-------- Record list --------

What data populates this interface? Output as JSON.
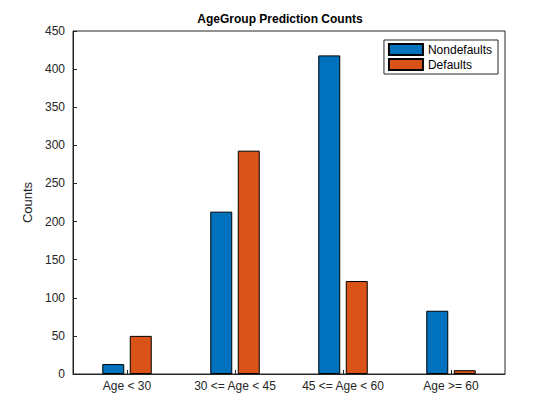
{
  "chart_data": {
    "type": "bar",
    "title": "AgeGroup Prediction Counts",
    "ylabel": "Counts",
    "categories": [
      "Age < 30",
      "30 <= Age < 45",
      "45 <= Age < 60",
      "Age >= 60"
    ],
    "series": [
      {
        "name": "Nondefaults",
        "color": "#0072BD",
        "values": [
          13,
          213,
          418,
          83
        ]
      },
      {
        "name": "Defaults",
        "color": "#D95319",
        "values": [
          50,
          293,
          122,
          5
        ]
      }
    ],
    "ylim": [
      0,
      450
    ],
    "yticks": [
      0,
      50,
      100,
      150,
      200,
      250,
      300,
      350,
      400,
      450
    ],
    "grid": false,
    "legend": "northeast"
  }
}
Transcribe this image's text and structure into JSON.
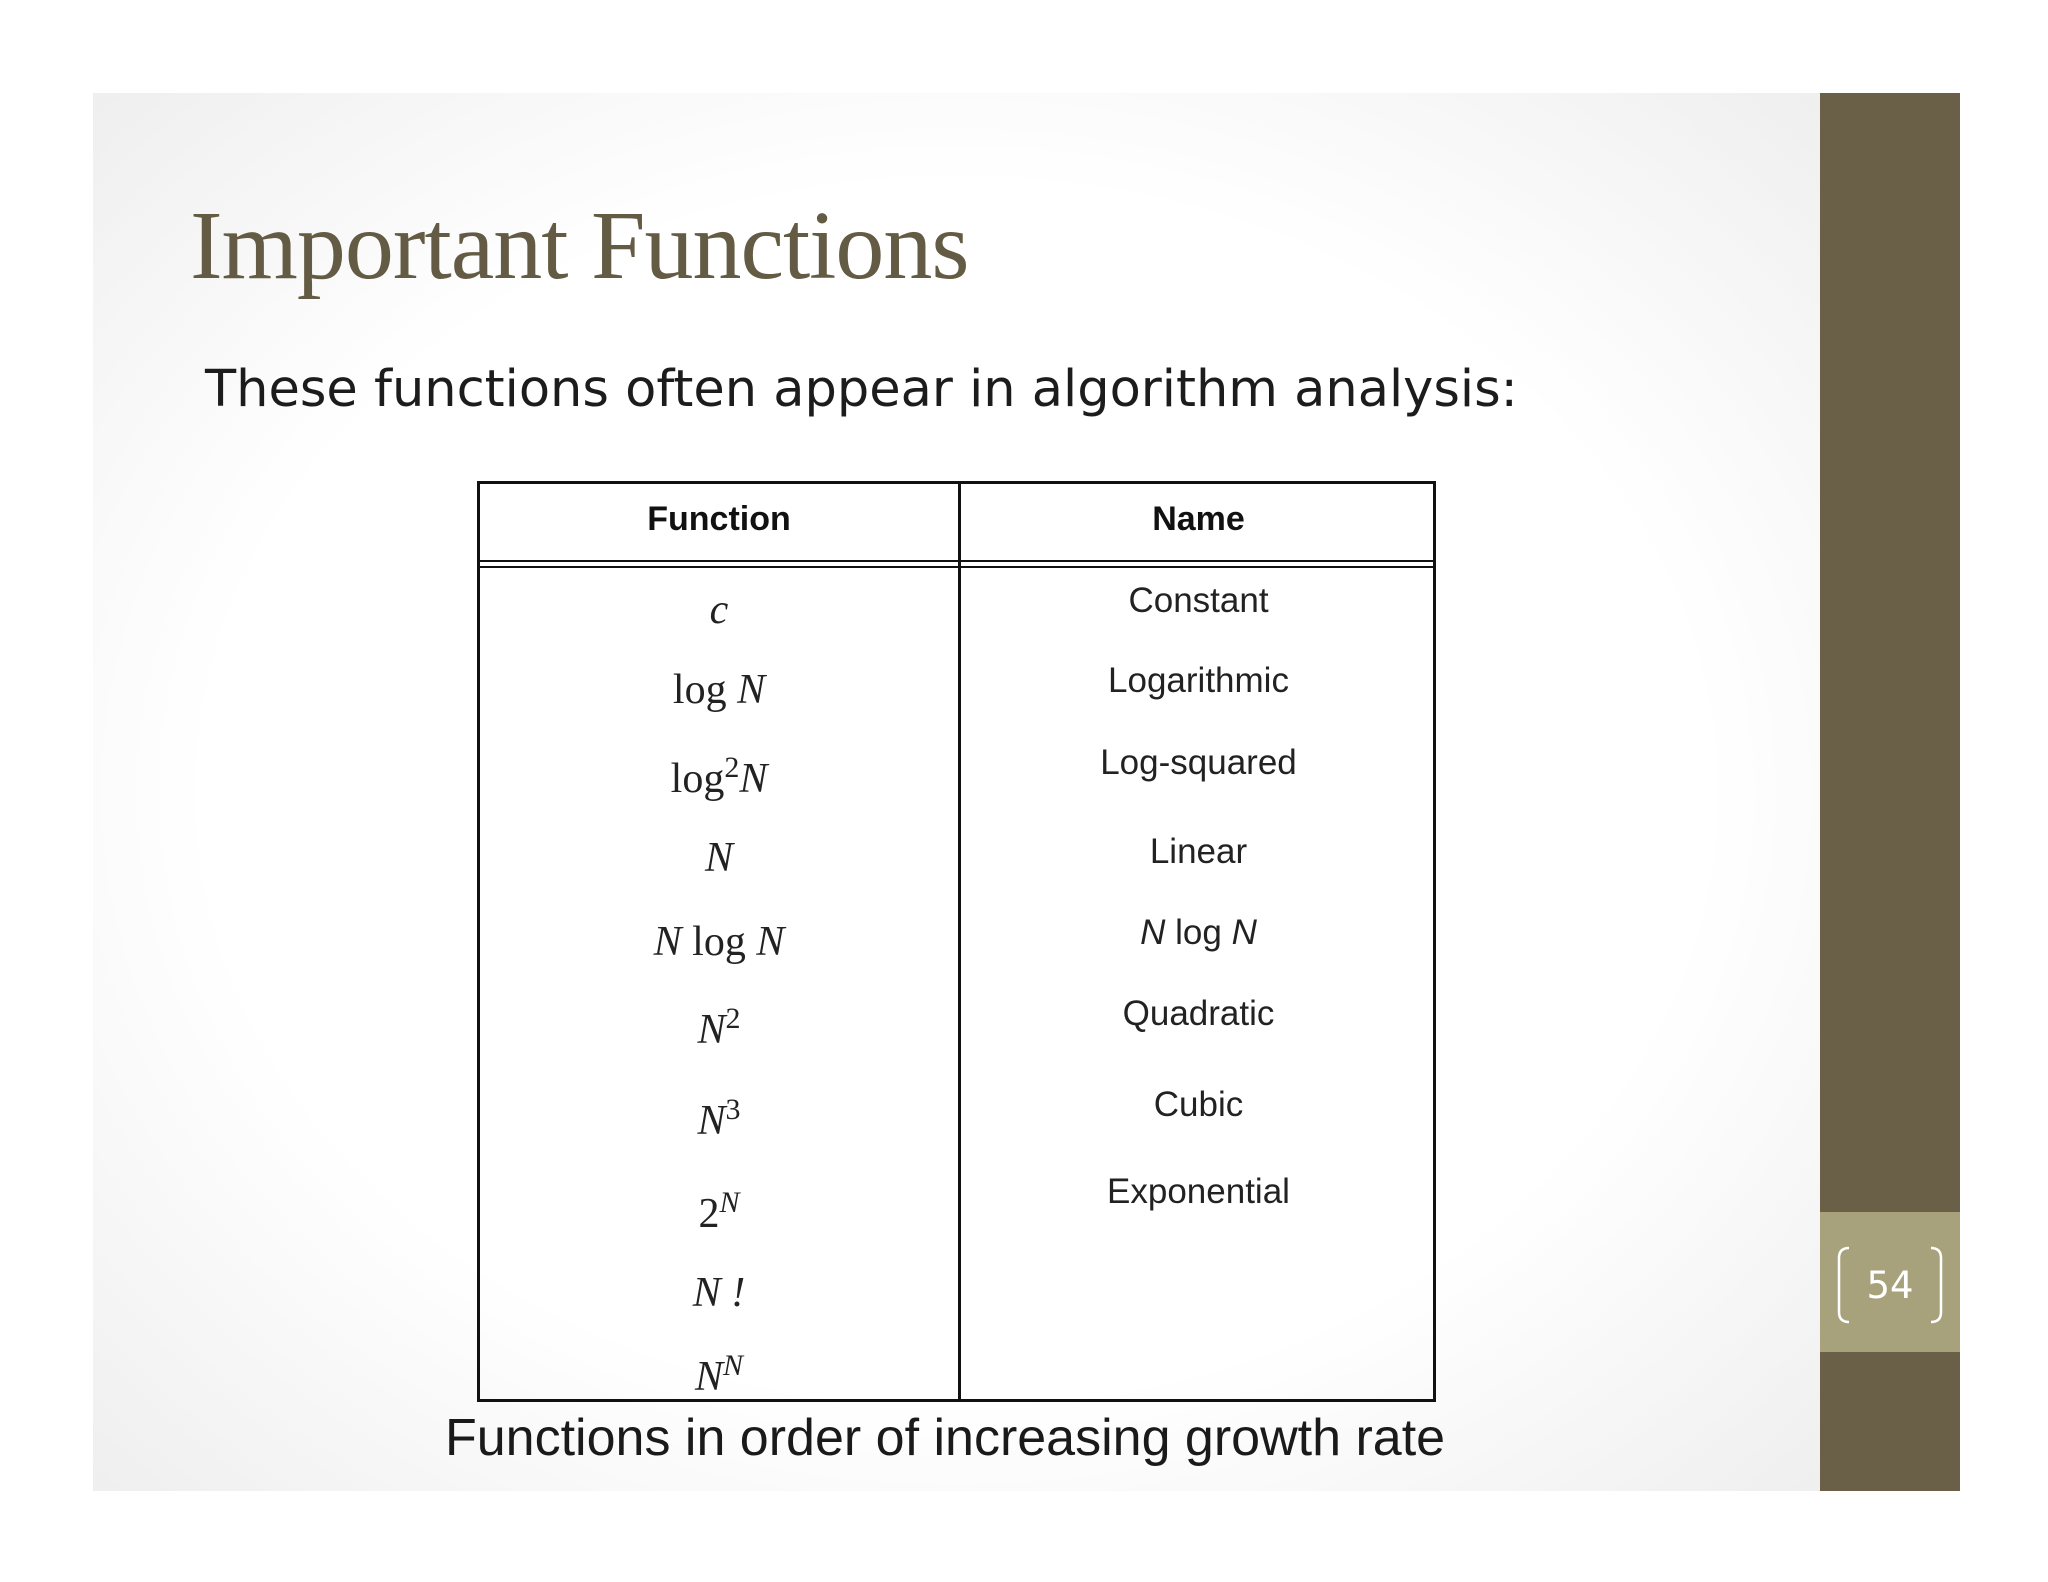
{
  "title": "Important Functions",
  "subtitle": "These functions often appear in algorithm analysis:",
  "table": {
    "headers": {
      "function": "Function",
      "name": "Name"
    },
    "rows": [
      {
        "function": "c",
        "name": "Constant"
      },
      {
        "function": "log N",
        "name": "Logarithmic"
      },
      {
        "function": "log2N",
        "name": "Log-squared"
      },
      {
        "function": "N",
        "name": "Linear"
      },
      {
        "function": "N log N",
        "name": "N log N"
      },
      {
        "function": "N2",
        "name": "Quadratic"
      },
      {
        "function": "N3",
        "name": "Cubic"
      },
      {
        "function": "2N",
        "name": "Exponential"
      },
      {
        "function": "N !",
        "name": ""
      },
      {
        "function": "NN",
        "name": ""
      }
    ]
  },
  "caption": "Functions in order of increasing growth rate",
  "slide_number": "54",
  "colors": {
    "title": "#635b43",
    "side_band": "#6a5f47",
    "number_box": "#a8a27c"
  }
}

--------

Work required -
Omit any images, then output the listing exactly.

The reply -
What data populates this interface? Output as JSON.
{
  "chart_data": {
    "type": "bar",
    "title": "AgeGroup Prediction Counts",
    "ylabel": "Counts",
    "categories": [
      "Age < 30",
      "30 <= Age < 45",
      "45 <= Age < 60",
      "Age >= 60"
    ],
    "series": [
      {
        "name": "Nondefaults",
        "color": "#0072BD",
        "values": [
          13,
          213,
          418,
          83
        ]
      },
      {
        "name": "Defaults",
        "color": "#D95319",
        "values": [
          50,
          293,
          122,
          5
        ]
      }
    ],
    "ylim": [
      0,
      450
    ],
    "yticks": [
      0,
      50,
      100,
      150,
      200,
      250,
      300,
      350,
      400,
      450
    ],
    "grid": false,
    "legend": "northeast"
  }
}
Transcribe this image's text and structure into JSON.
{
  "title": "Important Functions",
  "subtitle": "These functions often appear in algorithm analysis:",
  "table": {
    "headers": {
      "function": "Function",
      "name": "Name"
    },
    "rows": [
      {
        "function": "c",
        "name": "Constant"
      },
      {
        "function": "log N",
        "name": "Logarithmic"
      },
      {
        "function": "log2N",
        "name": "Log-squared"
      },
      {
        "function": "N",
        "name": "Linear"
      },
      {
        "function": "N log N",
        "name": "N log N"
      },
      {
        "function": "N2",
        "name": "Quadratic"
      },
      {
        "function": "N3",
        "name": "Cubic"
      },
      {
        "function": "2N",
        "name": "Exponential"
      },
      {
        "function": "N !",
        "name": ""
      },
      {
        "function": "NN",
        "name": ""
      }
    ]
  },
  "caption": "Functions in order of increasing growth rate",
  "slide_number": "54",
  "colors": {
    "title": "#635b43",
    "side_band": "#6a5f47",
    "number_box": "#a8a27c"
  }
}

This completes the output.